> [What is needed]:
Retype the part of the blog entries that opens with the words containing "I could imagine my hand reaching" and closes with "imagination run wild.", copying it word for word.

> [Source text]:
<<<<
Thursday, October 26, 2006

Rough draft

Physics practical today. oh my goodness, i can't seem to get past a single practical without having a heart attack. read the instructions wrongly and got the axes all wrong. slap me.
my results all sound wrong anyway. didnt want to hear about the results. but, thanks man. in the toilet, people have to discuss about it. okay, whatever.

Ask me about the aneroid barometer, the six's thermometer and the wet bulb thermometer, i can remember how it works like at the back of my hand.


To: My dearest
Don't change your impression because of these few incidents lah.
I mean, don't change your impression because of me?
You don't even want to listen to what I have to say. haha. You are tired of listening to all this rubbish, I know. And, seriously, you know i can't narrate things properly. What i tell you will be diluted like 50 times. anyhow, leave it? whatever it is, things are not that bad. Thou i dont know what to make out of it either. hm. -shrugs.

Wednesday, October 25, 2006

Moment of Truth

Here we are, in the best years of our lives.
With no way of knowing, when the
whee'll stop spinning cause we don't
know where we're going...
and here we are, on the best day of our lives.
And it's a go, lets make it last, so cheers you
all to that, 'cause this moment's never comin' back

I used to know her brother, but I never
knew I loved her, 'till the day she laid her
eyes on me. Now I'm jumpin' up and down,
she's the only one around, and she means
every little thing to me

I've got your picture in my wallet, and your
Phone number to call it, and I miss you more,
Whenever I think about you,. I've got
your mixed tape in my Walkman, been so
long since we've been talkin' and in a few
more days, we'll both hook up, forever and ever


And here I am, on the west coast of
American and I've been tryin' to think for weeks of
all the ways to ask you, And now
I've brought you to the place, Where I've
poured my heart out, a million times, for a million
reasons, To offer it to you
I used to know her brother, but I never
knew I loved her, 'till the day she laid her
eyes on me. Now I'm jumpin' up and down,
she's the only one around, and she means
every little thing to me


thanks to engeelooo this song is like stuck in my head, along with her retarded face singing it. :D

Sunday, October 22, 2006

Thoughts

I like to feel the warmth of you nearby.
I like to hear your voice.
I like to see your smiles.

But deep down inside,
I know,
are things words can never represent.

You fall silent
Nobody notices,
I look at you.

I could imagine my hand reaching out,
touching yours
telling you everything's alright.

I could imagine my hand stretching,
touching lightly on your cheek,
telling you I'm here with you.

Stop, I tell myself.
Never,
let your imagination run wild.

For out of the world we find,
the friends and the lovers.
I'll choose the friends anytime.

I'll continue to listen,
I'll continue to comprehend;
The person standing in front of me,
falling silent once again.

Tuesday, October 17, 2006

Hypocrite

She;
Afraid of the people over her, unafraid of the people around her.
Her own stand, her own mind, she has.
Thoughts going through her mind, we do not know what.
Cursing, critisizing, all contained within the damn compound of her brain.
Understand? I don't.
So much she has to say, but unable to speak of them.
Going round and round in circles, a letter she writes.
She;
Controlled by the realm of astrology, horoscopes.
Her life, character, shaped after what astrology, horoscopes speak of her.
Understand? I don't.
Coincidence? I dare believe.
What I am, who I am, is not determined by what sun signs reveal.
>>>>
> [Provided records]:
<<<<
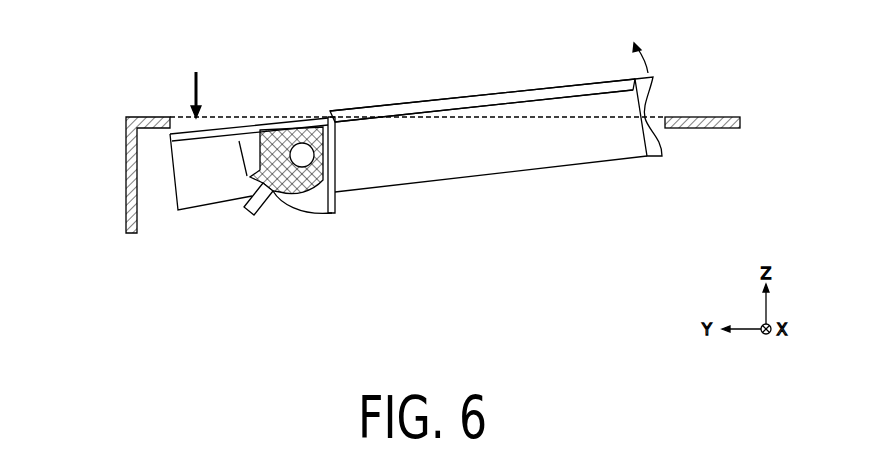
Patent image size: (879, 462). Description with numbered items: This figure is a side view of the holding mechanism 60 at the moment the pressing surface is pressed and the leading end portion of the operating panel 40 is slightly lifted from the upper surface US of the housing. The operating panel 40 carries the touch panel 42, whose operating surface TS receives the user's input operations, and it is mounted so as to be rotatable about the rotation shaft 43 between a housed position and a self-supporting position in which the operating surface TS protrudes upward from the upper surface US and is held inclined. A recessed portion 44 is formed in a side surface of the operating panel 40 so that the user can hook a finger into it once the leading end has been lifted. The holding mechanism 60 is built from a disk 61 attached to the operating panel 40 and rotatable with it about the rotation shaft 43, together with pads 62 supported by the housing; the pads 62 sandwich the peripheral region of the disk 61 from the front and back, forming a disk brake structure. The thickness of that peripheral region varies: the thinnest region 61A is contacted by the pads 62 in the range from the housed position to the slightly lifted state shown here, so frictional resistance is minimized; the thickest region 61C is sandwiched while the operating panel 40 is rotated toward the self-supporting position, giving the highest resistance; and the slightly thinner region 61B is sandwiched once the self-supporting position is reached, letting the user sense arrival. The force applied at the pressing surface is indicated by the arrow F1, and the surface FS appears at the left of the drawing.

The operating panel 40 is at (482, 150).
The touch panel 42 is at (458, 100).
The rotation shaft 43 is at (302, 152).
The recessed portion 44 is at (650, 102).
The holding mechanism 60 is at (287, 189).
The disk 61 is at (287, 176).
The region 61A is at (288, 207).
The region 61B is at (248, 152).
The region 61C is at (252, 182).
The pads 62 is at (249, 213).
The front surface FS is at (123, 186).
The operating surface TS is at (498, 91).
The upper surface US is at (702, 117).
The force F1 is at (195, 83).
>>>>
> [Task answer]:
I could imagine my hand reaching out,
touching yours
telling you everything's alright.

I could imagine my hand stretching,
touching lightly on your cheek,
telling you I'm here with you.

Stop, I tell myself.
Never,
let your imagination run wild.